何気ない生活の一場面にインスピレーションを受けて作品に昇華させるのは、小説家だけの専売特許ではない。自ら歌詞を書き、曲をつくる、アーティストと呼ばれる音楽家たちもまた、実生活をイメージソースに作詞を繰り返してきた。ある者は経験した失恋の痛手を言葉で紡ぎ、ある者は大好きなクルマの賛歌を書き下ろした。もちろんコーヒーのある風景が盛り込まれた歌詞をもつ曲も、いつの時代にも見受けられた。コーヒーが生活の一部となって久しい現代人のライフスタイルからすれば当然のことだろう。
音楽が万国共通の言語であるように、コーヒーもまた、世界中の人々がイメージを共有できるモノであり、舞台装置であることをアーティストたちは知っている。その味のみならず、飲むときの心持ちやシチュエーションは誰もが知るところ。結果、聴き手を煙に巻くような謎を秘めた歌詞でさえ、そこにコーヒーを登場させれば一件落着。生活感や現実感を確保するためのバランサーの役割を果たすことになる。
朝食で飲むコーヒーが、少女を大人へ変身させる。
マイケル・ジャクソンのライバルとして世界の音楽シーンに君臨してきたプリンスもまた、その役割をおおいに知るアーティストだ。1987年に発表した9枚目のアルバム『サイン・オブ・ザ・タイムズ』に収録された「スターフィッシュ・アンド・コーヒー」は、ファンの間では隠れた名曲としていまも愛聴される60年代調のちょっとサイケでキュートなポップ・ソングだが、その謎めいた歌詞もまた、音楽シーンでおおいに話題を集めた曲だった。
学校の始業チャイムの音で始まるこの曲は、シンシア・ローズというエキセントリックな少女が主人公の歌だ。クラスでいちばん可愛い服を着ているけど、靴下はいつも色違い。彼女と比べたら、クラスメートはみんな普通の子と思えるほど、実に個性的な女の子。そんなシンシアに朝食に何を食べたのかを聞くと、彼女がこう答える。
「スターフィッシュとコーヒー、
メイプルシロップにジャム、
バタースコッチの雲、みかん、
それにサイドオーダーのハム」
ちなみに「スターフィッシュ」はヒトデのこと。そう、実に奇天烈な朝食だということがおわかりだろう。しかし、そのスターフィッシュという言葉の響きからも想像できるように、とてもチャーミングな曲として耳に入ってくるから不思議なのだ。なぜだろう。

# 抽出資料:
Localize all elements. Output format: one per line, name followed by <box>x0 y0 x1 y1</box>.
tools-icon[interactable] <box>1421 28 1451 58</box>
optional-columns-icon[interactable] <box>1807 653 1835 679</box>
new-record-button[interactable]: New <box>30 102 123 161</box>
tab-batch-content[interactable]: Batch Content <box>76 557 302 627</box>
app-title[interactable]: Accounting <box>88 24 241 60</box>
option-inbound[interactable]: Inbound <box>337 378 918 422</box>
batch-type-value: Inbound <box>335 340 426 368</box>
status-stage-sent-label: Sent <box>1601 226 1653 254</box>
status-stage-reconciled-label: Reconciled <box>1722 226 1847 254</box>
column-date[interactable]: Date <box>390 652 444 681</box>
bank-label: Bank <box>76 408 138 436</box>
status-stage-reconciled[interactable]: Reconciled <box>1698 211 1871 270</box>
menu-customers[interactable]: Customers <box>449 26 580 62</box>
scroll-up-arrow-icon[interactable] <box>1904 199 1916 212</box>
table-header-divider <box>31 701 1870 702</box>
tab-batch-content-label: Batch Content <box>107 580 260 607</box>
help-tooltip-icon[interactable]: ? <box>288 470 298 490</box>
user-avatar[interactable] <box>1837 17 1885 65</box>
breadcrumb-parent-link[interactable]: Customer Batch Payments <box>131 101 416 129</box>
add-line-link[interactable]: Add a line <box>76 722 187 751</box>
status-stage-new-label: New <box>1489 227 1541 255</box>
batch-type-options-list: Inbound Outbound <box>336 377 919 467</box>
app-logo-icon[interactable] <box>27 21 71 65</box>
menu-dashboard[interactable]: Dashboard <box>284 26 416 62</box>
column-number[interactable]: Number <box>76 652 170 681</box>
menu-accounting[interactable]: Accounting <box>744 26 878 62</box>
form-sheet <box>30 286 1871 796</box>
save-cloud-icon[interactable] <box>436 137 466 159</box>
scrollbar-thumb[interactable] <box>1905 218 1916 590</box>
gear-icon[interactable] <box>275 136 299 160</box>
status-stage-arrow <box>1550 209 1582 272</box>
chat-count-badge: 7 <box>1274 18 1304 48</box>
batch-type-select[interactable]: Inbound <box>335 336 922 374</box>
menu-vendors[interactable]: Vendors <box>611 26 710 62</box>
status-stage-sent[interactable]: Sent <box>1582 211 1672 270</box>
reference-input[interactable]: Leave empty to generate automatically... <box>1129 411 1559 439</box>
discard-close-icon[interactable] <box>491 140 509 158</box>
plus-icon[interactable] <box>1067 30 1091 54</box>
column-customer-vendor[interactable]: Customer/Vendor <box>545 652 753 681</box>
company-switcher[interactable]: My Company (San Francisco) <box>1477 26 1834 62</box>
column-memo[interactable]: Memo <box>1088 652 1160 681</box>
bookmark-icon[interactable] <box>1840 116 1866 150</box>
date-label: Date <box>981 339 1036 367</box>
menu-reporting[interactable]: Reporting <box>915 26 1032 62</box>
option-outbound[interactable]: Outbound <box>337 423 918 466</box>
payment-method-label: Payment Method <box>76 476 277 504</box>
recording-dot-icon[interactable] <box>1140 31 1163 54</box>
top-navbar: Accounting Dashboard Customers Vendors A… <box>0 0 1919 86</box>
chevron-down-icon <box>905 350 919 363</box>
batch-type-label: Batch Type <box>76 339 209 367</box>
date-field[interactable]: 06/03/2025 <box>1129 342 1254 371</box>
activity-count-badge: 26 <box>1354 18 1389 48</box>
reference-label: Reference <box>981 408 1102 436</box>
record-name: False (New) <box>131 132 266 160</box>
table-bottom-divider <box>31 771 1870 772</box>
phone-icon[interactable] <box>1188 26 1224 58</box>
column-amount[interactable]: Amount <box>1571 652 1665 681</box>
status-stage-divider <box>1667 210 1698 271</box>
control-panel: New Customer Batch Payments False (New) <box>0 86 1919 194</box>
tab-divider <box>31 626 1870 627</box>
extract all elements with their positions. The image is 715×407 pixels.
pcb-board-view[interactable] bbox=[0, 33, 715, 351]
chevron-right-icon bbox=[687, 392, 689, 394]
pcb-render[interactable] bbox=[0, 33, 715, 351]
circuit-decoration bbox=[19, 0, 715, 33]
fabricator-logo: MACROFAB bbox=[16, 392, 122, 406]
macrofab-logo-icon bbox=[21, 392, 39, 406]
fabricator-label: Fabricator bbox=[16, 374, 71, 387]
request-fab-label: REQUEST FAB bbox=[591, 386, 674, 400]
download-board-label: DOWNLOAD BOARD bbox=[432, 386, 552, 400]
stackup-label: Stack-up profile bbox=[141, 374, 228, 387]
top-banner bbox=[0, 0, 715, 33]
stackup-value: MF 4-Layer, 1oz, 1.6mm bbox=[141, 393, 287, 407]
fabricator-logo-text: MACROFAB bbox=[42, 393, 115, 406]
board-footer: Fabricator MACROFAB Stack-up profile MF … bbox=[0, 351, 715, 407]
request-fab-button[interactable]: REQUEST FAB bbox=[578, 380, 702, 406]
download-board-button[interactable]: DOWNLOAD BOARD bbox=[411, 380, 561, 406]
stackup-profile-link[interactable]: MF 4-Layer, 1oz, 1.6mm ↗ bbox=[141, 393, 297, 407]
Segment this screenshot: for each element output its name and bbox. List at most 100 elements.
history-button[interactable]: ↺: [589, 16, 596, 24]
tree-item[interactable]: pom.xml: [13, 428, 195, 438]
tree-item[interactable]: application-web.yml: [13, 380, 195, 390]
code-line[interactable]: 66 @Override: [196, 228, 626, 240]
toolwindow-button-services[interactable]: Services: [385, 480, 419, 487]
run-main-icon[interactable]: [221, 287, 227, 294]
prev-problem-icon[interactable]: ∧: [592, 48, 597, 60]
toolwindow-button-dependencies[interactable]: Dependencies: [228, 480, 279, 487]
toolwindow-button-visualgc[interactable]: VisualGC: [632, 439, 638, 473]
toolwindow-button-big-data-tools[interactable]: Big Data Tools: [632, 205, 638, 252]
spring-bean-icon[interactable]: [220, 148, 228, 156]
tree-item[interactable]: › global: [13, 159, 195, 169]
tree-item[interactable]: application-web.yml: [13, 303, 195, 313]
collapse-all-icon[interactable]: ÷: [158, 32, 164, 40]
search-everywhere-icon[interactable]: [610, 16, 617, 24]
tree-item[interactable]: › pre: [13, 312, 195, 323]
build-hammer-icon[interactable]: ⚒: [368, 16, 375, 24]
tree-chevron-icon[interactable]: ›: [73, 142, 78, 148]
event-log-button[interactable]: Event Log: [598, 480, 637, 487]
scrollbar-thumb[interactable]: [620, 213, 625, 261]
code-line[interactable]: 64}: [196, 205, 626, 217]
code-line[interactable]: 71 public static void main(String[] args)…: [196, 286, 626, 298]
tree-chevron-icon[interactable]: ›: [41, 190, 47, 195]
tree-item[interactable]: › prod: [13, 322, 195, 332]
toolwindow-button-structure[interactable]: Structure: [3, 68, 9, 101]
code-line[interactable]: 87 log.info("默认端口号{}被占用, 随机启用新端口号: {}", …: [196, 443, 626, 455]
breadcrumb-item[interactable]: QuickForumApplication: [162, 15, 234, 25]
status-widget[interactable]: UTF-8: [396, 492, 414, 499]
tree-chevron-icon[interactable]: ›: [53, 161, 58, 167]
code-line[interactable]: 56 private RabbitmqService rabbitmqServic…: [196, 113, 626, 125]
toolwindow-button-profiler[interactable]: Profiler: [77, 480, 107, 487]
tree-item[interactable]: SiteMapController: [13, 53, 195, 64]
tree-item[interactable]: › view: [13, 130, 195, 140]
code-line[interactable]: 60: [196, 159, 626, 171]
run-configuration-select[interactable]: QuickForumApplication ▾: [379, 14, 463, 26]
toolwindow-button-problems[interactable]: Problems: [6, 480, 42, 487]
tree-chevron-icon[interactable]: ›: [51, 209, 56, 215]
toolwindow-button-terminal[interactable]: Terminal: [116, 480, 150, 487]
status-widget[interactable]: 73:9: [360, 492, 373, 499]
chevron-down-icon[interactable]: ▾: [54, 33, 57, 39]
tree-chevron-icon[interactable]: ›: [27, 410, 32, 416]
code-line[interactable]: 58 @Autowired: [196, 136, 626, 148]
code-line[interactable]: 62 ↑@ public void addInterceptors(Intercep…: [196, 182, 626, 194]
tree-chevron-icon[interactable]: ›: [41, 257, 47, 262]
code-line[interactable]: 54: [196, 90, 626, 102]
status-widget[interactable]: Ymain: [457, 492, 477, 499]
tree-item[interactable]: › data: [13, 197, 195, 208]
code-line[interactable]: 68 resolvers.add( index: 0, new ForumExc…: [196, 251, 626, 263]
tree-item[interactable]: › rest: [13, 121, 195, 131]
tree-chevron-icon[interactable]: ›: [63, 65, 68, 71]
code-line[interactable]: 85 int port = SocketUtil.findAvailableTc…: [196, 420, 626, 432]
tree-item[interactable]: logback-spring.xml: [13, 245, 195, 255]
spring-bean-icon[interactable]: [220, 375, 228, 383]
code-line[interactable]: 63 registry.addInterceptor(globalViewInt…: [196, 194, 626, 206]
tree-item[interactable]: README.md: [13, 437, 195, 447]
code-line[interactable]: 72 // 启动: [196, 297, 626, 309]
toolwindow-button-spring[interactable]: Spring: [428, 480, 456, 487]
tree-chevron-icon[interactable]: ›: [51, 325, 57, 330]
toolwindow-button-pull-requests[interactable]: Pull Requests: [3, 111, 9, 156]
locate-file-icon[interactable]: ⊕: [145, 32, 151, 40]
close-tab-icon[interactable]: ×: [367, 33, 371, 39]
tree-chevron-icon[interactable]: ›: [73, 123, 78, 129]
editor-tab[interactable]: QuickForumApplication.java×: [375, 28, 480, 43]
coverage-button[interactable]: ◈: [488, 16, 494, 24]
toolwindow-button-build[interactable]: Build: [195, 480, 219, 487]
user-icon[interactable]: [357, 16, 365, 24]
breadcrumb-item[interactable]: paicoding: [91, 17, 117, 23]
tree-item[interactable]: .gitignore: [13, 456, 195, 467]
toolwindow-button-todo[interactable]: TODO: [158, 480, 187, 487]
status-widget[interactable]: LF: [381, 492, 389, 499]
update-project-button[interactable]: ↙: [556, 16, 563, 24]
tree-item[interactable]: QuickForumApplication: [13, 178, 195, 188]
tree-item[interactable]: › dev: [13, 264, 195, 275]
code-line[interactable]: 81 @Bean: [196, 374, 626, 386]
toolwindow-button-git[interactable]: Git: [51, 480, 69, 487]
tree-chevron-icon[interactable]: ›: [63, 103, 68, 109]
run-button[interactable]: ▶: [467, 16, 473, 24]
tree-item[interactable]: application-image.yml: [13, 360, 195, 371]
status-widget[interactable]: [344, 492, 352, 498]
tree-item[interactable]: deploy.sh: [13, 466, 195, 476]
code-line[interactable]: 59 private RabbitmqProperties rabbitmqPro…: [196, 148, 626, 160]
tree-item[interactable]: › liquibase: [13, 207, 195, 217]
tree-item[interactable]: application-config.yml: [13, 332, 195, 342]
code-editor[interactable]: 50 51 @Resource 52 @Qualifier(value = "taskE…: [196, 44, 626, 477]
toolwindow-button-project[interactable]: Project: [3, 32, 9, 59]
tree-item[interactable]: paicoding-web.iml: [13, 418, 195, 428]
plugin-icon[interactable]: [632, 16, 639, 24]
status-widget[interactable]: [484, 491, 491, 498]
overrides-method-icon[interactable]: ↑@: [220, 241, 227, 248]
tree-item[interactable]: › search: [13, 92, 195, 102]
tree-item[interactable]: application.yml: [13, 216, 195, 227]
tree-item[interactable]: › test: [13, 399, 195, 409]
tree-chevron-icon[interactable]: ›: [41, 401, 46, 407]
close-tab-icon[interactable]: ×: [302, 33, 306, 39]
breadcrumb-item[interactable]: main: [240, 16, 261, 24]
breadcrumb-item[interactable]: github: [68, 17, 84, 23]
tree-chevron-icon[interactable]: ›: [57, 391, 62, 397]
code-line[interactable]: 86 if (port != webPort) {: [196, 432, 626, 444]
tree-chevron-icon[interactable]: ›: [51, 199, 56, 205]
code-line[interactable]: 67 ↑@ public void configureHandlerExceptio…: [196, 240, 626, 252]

# 課題:
本文の「マイケル・ジャクソンのライバ」で始まり「ら不思議なのだ。なぜだろう。」で終わる部分を、「みかん」を「レモン」に置き換えて書き直してください。 本文だけを手がかりにしてください。

# 解答例:
マイケル・ジャクソンのライバルとして世界の音楽シーンに君臨してきたプリンスもまた、その役割をおおいに知るアーティストだ。1987年に発表した9枚目のアルバム『サイン・オブ・ザ・タイムズ』に収録された「スターフィッシュ・アンド・コーヒー」は、ファンの間では隠れた名曲としていまも愛聴される60年代調のちょっとサイケでキュートなポップ・ソングだが、その謎めいた歌詞もまた、音楽シーンでおおいに話題を集めた曲だった。
学校の始業チャイムの音で始まるこの曲は、シンシア・ローズというエキセントリックな少女が主人公の歌だ。クラスでいちばん可愛い服を着ているけど、靴下はいつも色違い。彼女と比べたら、クラスメートはみんな普通の子と思えるほど、実に個性的な女の子。そんなシンシアに朝食に何を食べたのかを聞くと、彼女がこう答える。
「スターフィッシュとコーヒー、
メイプルシロップにジャム、
バタースコッチの雲、レモン、
それにサイドオーダーのハム」
ちなみに「スターフィッシュ」はヒトデのこと。そう、実に奇天烈な朝食だということがおわかりだろう。しかし、そのスターフィッシュという言葉の響きからも想像できるように、とてもチャーミングな曲として耳に入ってくるから不思議なのだ。なぜだろう。